■ STATED TASK: Filter the entries, keeping every line with the word "akkor".
# MATERIAL SUPPLIED start
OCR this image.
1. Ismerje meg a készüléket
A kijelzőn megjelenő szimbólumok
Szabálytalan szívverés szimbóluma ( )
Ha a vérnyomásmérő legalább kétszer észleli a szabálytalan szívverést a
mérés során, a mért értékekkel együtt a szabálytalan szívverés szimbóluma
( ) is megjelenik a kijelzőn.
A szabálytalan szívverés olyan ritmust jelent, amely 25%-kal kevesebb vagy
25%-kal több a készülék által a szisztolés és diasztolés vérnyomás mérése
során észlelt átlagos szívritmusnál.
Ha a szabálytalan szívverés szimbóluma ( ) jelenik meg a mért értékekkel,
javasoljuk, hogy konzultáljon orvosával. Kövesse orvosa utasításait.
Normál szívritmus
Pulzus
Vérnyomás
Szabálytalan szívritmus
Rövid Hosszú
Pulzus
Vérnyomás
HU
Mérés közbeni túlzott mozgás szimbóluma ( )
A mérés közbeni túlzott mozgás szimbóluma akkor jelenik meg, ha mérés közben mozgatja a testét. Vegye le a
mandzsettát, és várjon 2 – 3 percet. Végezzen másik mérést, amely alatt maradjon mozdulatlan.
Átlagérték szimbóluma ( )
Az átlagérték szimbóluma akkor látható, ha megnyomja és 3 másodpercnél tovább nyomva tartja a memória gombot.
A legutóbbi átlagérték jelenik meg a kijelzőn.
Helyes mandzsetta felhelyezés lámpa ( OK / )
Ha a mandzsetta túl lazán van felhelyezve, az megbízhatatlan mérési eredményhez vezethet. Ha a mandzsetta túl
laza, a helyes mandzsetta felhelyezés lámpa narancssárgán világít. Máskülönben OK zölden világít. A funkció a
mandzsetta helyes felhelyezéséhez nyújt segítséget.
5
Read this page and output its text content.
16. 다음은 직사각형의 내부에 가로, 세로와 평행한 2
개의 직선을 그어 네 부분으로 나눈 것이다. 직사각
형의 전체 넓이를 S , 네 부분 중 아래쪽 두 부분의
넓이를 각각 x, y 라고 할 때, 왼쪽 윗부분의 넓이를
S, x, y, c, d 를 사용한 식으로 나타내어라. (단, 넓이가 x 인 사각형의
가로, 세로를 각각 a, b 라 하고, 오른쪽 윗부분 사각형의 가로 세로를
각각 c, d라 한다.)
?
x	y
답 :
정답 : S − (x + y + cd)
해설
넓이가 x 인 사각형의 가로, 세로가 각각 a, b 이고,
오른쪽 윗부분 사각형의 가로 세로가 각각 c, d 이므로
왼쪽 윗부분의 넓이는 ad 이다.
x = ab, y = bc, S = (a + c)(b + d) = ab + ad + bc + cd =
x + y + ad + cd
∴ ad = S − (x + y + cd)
# MATERIAL SUPPLIED end
■ TASK ANSWER:
A mérés közbeni túlzott mozgás szimbóluma akkor jelenik meg, ha mérés közben mozgatja a testét. Vegye le a
Az átlagérték szimbóluma akkor látható, ha megnyomja és 3 másodpercnél tovább nyomva tartja a memória gombot.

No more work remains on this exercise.